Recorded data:
# # # # #

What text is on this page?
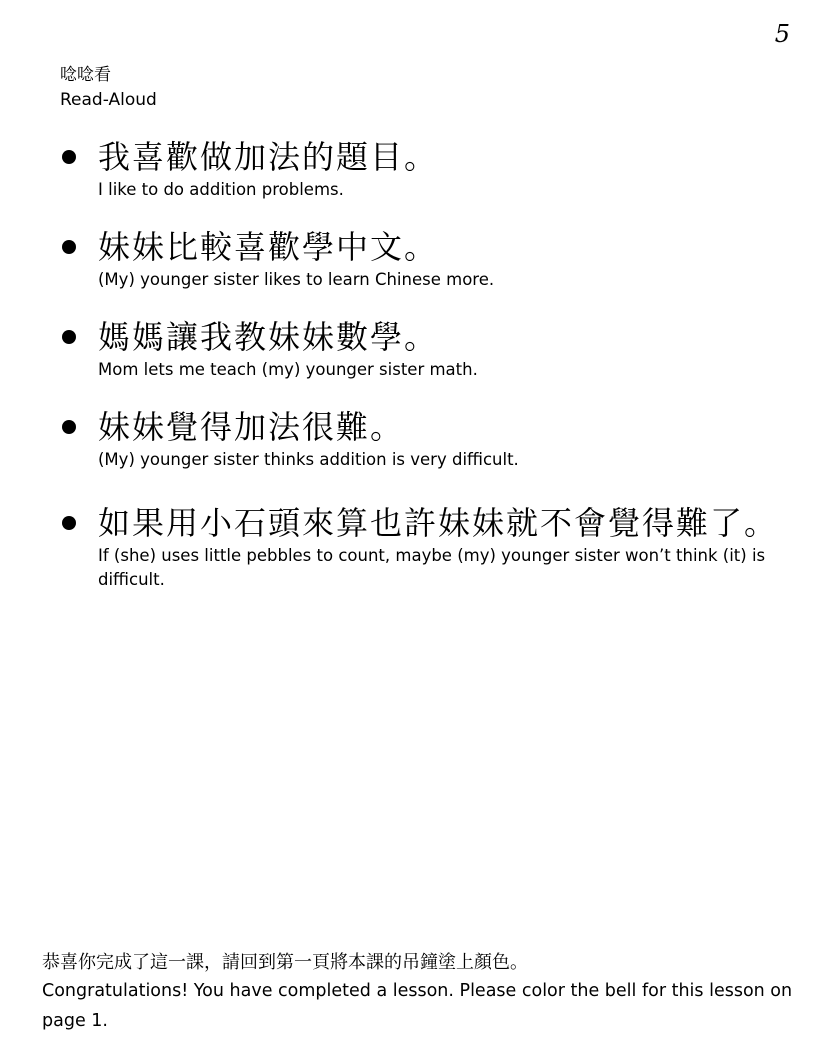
5
唸唸看
Read-Aloud
我喜歡做加法的題目。
I like to do addition problems.
妹妹比較喜歡學中文。
(My) younger sister likes to learn Chinese more.
媽媽讓我教妹妹數學。
Mom lets me teach (my) younger sister math.
妹妹覺得加法很難。
(My) younger sister thinks addition is very difficult.
如果用小石頭來算也許妹妹就不會覺得難了。
If (she) uses little pebbles to count, maybe (my) younger sister won’t think (it) is difficult.
恭喜你完成了這一課，請回到第一頁將本課的吊鐘塗上顏色。
Congratulations! You have completed a lesson. Please color the bell for this lesson on page 1.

# # # # #

• _Work required_
Repeat the preceding records precisely, and leave every picture out of the copy.

• _Task answer_
What text is on this page?
5
唸唸看
Read-Aloud
我喜歡做加法的題目。
I like to do addition problems.
妹妹比較喜歡學中文。
(My) younger sister likes to learn Chinese more.
媽媽讓我教妹妹數學。
Mom lets me teach (my) younger sister math.
妹妹覺得加法很難。
(My) younger sister thinks addition is very difficult.
如果用小石頭來算也許妹妹就不會覺得難了。
If (she) uses little pebbles to count, maybe (my) younger sister won’t think (it) is difficult.
恭喜你完成了這一課，請回到第一頁將本課的吊鐘塗上顏色。
Congratulations! You have completed a lesson. Please color the bell for this lesson on page 1.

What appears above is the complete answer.